Task goal>
Repeat every entry word for word, skipping the pictures.

Data supplied>
======

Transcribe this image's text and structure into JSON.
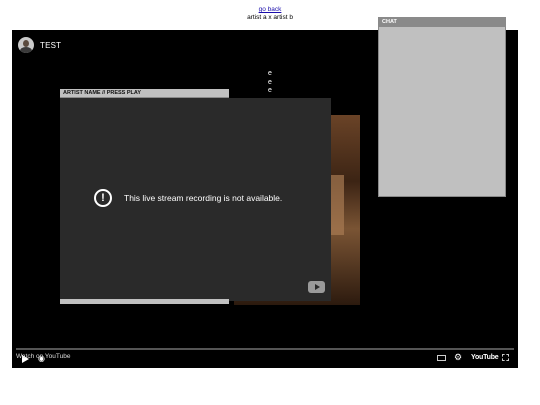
{
  "header": {
    "back_link": "go back",
    "subtitle": "artist a x artist b"
  },
  "player": {
    "channel_title": "TEST",
    "side_letters": [
      "e",
      "e",
      "e"
    ],
    "message": "This live stream recording is not available.",
    "watch_label": "Watch on YouTube",
    "brand": "YouTube"
  },
  "windows": {
    "video_title": "ARTIST NAME // PRESS PLAY",
    "chat_title": "CHAT"
  },
  "icons": {
    "avatar": "avatar-icon",
    "alert": "alert-circle-icon",
    "youtube": "youtube-logo-icon",
    "play": "play-icon",
    "volume": "volume-icon",
    "captions": "captions-icon",
    "settings": "gear-icon",
    "fullscreen": "fullscreen-icon"
  },
  "colors": {
    "window_chrome": "#c0c0c0",
    "player_bg": "#000000",
    "video_bg": "#2a2a2a",
    "link": "#1a0dab"
  }
}
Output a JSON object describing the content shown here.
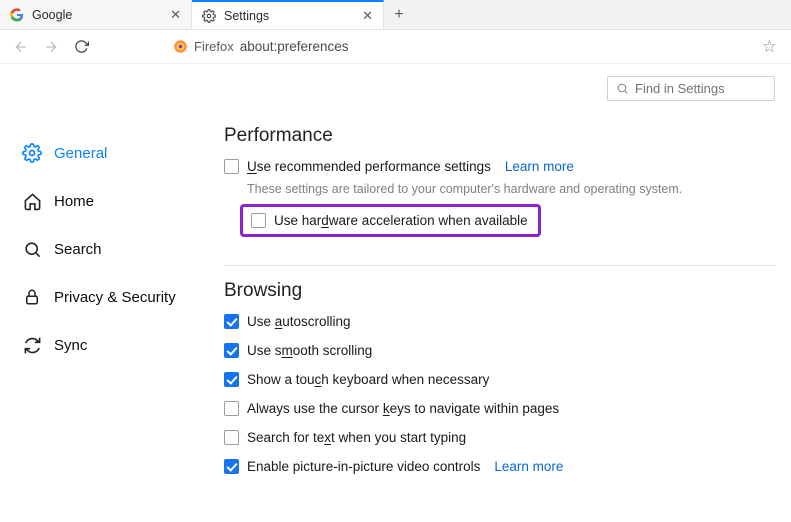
{
  "tabs": [
    {
      "label": "Google",
      "icon": "google"
    },
    {
      "label": "Settings",
      "icon": "gear"
    }
  ],
  "toolbar": {
    "identity_label": "Firefox",
    "url": "about:preferences"
  },
  "find_placeholder": "Find in Settings",
  "sidebar": {
    "items": [
      {
        "label": "General"
      },
      {
        "label": "Home"
      },
      {
        "label": "Search"
      },
      {
        "label": "Privacy & Security"
      },
      {
        "label": "Sync"
      }
    ]
  },
  "performance": {
    "title": "Performance",
    "recommended_label_pre": "",
    "recommended_u": "U",
    "recommended_label_post": "se recommended performance settings",
    "learn_more": "Learn more",
    "desc": "These settings are tailored to your computer's hardware and operating system.",
    "hw_pre": "Use har",
    "hw_u": "d",
    "hw_post": "ware acceleration when available"
  },
  "browsing": {
    "title": "Browsing",
    "auto_pre": "Use ",
    "auto_u": "a",
    "auto_post": "utoscrolling",
    "smooth_pre": "Use s",
    "smooth_u": "m",
    "smooth_post": "ooth scrolling",
    "touch_pre": "Show a tou",
    "touch_u": "c",
    "touch_post": "h keyboard when necessary",
    "cursor_pre": "Always use the cursor ",
    "cursor_u": "k",
    "cursor_post": "eys to navigate within pages",
    "search_pre": "Search for te",
    "search_u": "x",
    "search_post": "t when you start typing",
    "pip_label": "Enable picture-in-picture video controls",
    "learn_more": "Learn more"
  }
}
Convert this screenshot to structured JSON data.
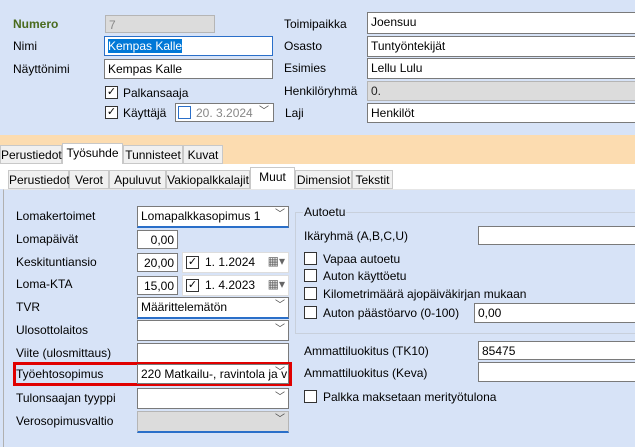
{
  "header": {
    "numero": {
      "label": "Numero",
      "value": "7"
    },
    "nimi": {
      "label": "Nimi",
      "value": "Kempas Kalle"
    },
    "nayttonimi": {
      "label": "Näyttönimi",
      "value": "Kempas Kalle"
    },
    "palkansaaja": {
      "label": "Palkansaaja",
      "checked": true
    },
    "kayttaja": {
      "label": "Käyttäjä",
      "checked": true,
      "date": "20. 3.2024",
      "date_checked": false
    },
    "toimipaikka": {
      "label": "Toimipaikka",
      "value": "Joensuu"
    },
    "osasto": {
      "label": "Osasto",
      "value": "Tuntyöntekijät"
    },
    "esimies": {
      "label": "Esimies",
      "value": "Lellu Lulu"
    },
    "henkiloryhma": {
      "label": "Henkilöryhmä",
      "value": "0."
    },
    "laji": {
      "label": "Laji",
      "value": "Henkilöt"
    }
  },
  "tabs": [
    "Perustiedot",
    "Työsuhde",
    "Tunnisteet",
    "Kuvat"
  ],
  "subtabs": [
    "Perustiedot",
    "Verot",
    "Apuluvut",
    "Vakiopalkkalajit",
    "Muut",
    "Dimensiot",
    "Tekstit"
  ],
  "left": {
    "lomakertoimet": {
      "label": "Lomakertoimet",
      "value": "Lomapalkkasopimus 1"
    },
    "lomapaivat": {
      "label": "Lomapäivät",
      "value": "0,00"
    },
    "keskituntiansio": {
      "label": "Keskituntiansio",
      "value": "20,00",
      "date": "1.  1.2024"
    },
    "lomakta": {
      "label": "Loma-KTA",
      "value": "15,00",
      "date": "1.  4.2023"
    },
    "tvr": {
      "label": "TVR",
      "value": "Määrittelemätön"
    },
    "ulosottolaitos": {
      "label": "Ulosottolaitos",
      "value": ""
    },
    "viite": {
      "label": "Viite (ulosmittaus)",
      "value": ""
    },
    "tyoehtosopimus": {
      "label": "Työehtosopimus",
      "value": "220 Matkailu-, ravintola ja v"
    },
    "tulonsaajan": {
      "label": "Tulonsaajan tyyppi",
      "value": ""
    },
    "verosopimusvaltio": {
      "label": "Verosopimusvaltio",
      "value": ""
    }
  },
  "autoetu": {
    "title": "Autoetu",
    "ikaryhma": {
      "label": "Ikäryhmä (A,B,C,U)",
      "value": ""
    },
    "vapaa": "Vapaa autoetu",
    "kaytto": "Auton käyttöetu",
    "km": "Kilometrimäärä ajopäiväkirjan mukaan",
    "paasto": {
      "label": "Auton päästöarvo (0-100)",
      "value": "0,00"
    }
  },
  "ammatti": {
    "tk10": {
      "label": "Ammattiluokitus (TK10)",
      "value": "85475"
    },
    "keva": {
      "label": "Ammattiluokitus (Keva)",
      "value": ""
    },
    "meri": "Palkka maksetaan merityötulona"
  },
  "colors": {
    "background": "#d7e3f7",
    "tabstrip": "#fcdcb0",
    "highlight": "#e00000",
    "label_green": "#4a6b1e"
  }
}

======

Correct result>
Transcribe this image's text and structure into JSON.
{
  "header": {
    "back_link": "go back",
    "subtitle": "artist a x artist b"
  },
  "player": {
    "channel_title": "TEST",
    "side_letters": [
      "e",
      "e",
      "e"
    ],
    "message": "This live stream recording is not available.",
    "watch_label": "Watch on YouTube",
    "brand": "YouTube"
  },
  "windows": {
    "video_title": "ARTIST NAME // PRESS PLAY",
    "chat_title": "CHAT"
  },
  "icons": {
    "avatar": "avatar-icon",
    "alert": "alert-circle-icon",
    "youtube": "youtube-logo-icon",
    "play": "play-icon",
    "volume": "volume-icon",
    "captions": "captions-icon",
    "settings": "gear-icon",
    "fullscreen": "fullscreen-icon"
  },
  "colors": {
    "window_chrome": "#c0c0c0",
    "player_bg": "#000000",
    "video_bg": "#2a2a2a",
    "link": "#1a0dab"
  }
}
Output a JSON object describing the content shown here.
{
  "tabs": [
    {
      "label": "Google",
      "icon": "google"
    },
    {
      "label": "Settings",
      "icon": "gear"
    }
  ],
  "toolbar": {
    "identity_label": "Firefox",
    "url": "about:preferences"
  },
  "find_placeholder": "Find in Settings",
  "sidebar": {
    "items": [
      {
        "label": "General"
      },
      {
        "label": "Home"
      },
      {
        "label": "Search"
      },
      {
        "label": "Privacy & Security"
      },
      {
        "label": "Sync"
      }
    ]
  },
  "performance": {
    "title": "Performance",
    "recommended_label_pre": "",
    "recommended_u": "U",
    "recommended_label_post": "se recommended performance settings",
    "learn_more": "Learn more",
    "desc": "These settings are tailored to your computer's hardware and operating system.",
    "hw_pre": "Use har",
    "hw_u": "d",
    "hw_post": "ware acceleration when available"
  },
  "browsing": {
    "title": "Browsing",
    "auto_pre": "Use ",
    "auto_u": "a",
    "auto_post": "utoscrolling",
    "smooth_pre": "Use s",
    "smooth_u": "m",
    "smooth_post": "ooth scrolling",
    "touch_pre": "Show a tou",
    "touch_u": "c",
    "touch_post": "h keyboard when necessary",
    "cursor_pre": "Always use the cursor ",
    "cursor_u": "k",
    "cursor_post": "eys to navigate within pages",
    "search_pre": "Search for te",
    "search_u": "x",
    "search_post": "t when you start typing",
    "pip_label": "Enable picture-in-picture video controls",
    "learn_more": "Learn more"
  }
}
Convert this screenshot to structured JSON data.
{
  "header": {
    "numero": {
      "label": "Numero",
      "value": "7"
    },
    "nimi": {
      "label": "Nimi",
      "value": "Kempas Kalle"
    },
    "nayttonimi": {
      "label": "Näyttönimi",
      "value": "Kempas Kalle"
    },
    "palkansaaja": {
      "label": "Palkansaaja",
      "checked": true
    },
    "kayttaja": {
      "label": "Käyttäjä",
      "checked": true,
      "date": "20. 3.2024",
      "date_checked": false
    },
    "toimipaikka": {
      "label": "Toimipaikka",
      "value": "Joensuu"
    },
    "osasto": {
      "label": "Osasto",
      "value": "Tuntyöntekijät"
    },
    "esimies": {
      "label": "Esimies",
      "value": "Lellu Lulu"
    },
    "henkiloryhma": {
      "label": "Henkilöryhmä",
      "value": "0."
    },
    "laji": {
      "label": "Laji",
      "value": "Henkilöt"
    }
  },
  "tabs": [
    "Perustiedot",
    "Työsuhde",
    "Tunnisteet",
    "Kuvat"
  ],
  "subtabs": [
    "Perustiedot",
    "Verot",
    "Apuluvut",
    "Vakiopalkkalajit",
    "Muut",
    "Dimensiot",
    "Tekstit"
  ],
  "left": {
    "lomakertoimet": {
      "label": "Lomakertoimet",
      "value": "Lomapalkkasopimus 1"
    },
    "lomapaivat": {
      "label": "Lomapäivät",
      "value": "0,00"
    },
    "keskituntiansio": {
      "label": "Keskituntiansio",
      "value": "20,00",
      "date": "1.  1.2024"
    },
    "lomakta": {
      "label": "Loma-KTA",
      "value": "15,00",
      "date": "1.  4.2023"
    },
    "tvr": {
      "label": "TVR",
      "value": "Määrittelemätön"
    },
    "ulosottolaitos": {
      "label": "Ulosottolaitos",
      "value": ""
    },
    "viite": {
      "label": "Viite (ulosmittaus)",
      "value": ""
    },
    "tyoehtosopimus": {
      "label": "Työehtosopimus",
      "value": "220 Matkailu-, ravintola ja v"
    },
    "tulonsaajan": {
      "label": "Tulonsaajan tyyppi",
      "value": ""
    },
    "verosopimusvaltio": {
      "label": "Verosopimusvaltio",
      "value": ""
    }
  },
  "autoetu": {
    "title": "Autoetu",
    "ikaryhma": {
      "label": "Ikäryhmä (A,B,C,U)",
      "value": ""
    },
    "vapaa": "Vapaa autoetu",
    "kaytto": "Auton käyttöetu",
    "km": "Kilometrimäärä ajopäiväkirjan mukaan",
    "paasto": {
      "label": "Auton päästöarvo (0-100)",
      "value": "0,00"
    }
  },
  "ammatti": {
    "tk10": {
      "label": "Ammattiluokitus (TK10)",
      "value": "85475"
    },
    "keva": {
      "label": "Ammattiluokitus (Keva)",
      "value": ""
    },
    "meri": "Palkka maksetaan merityötulona"
  },
  "colors": {
    "background": "#d7e3f7",
    "tabstrip": "#fcdcb0",
    "highlight": "#e00000",
    "label_green": "#4a6b1e"
  }
}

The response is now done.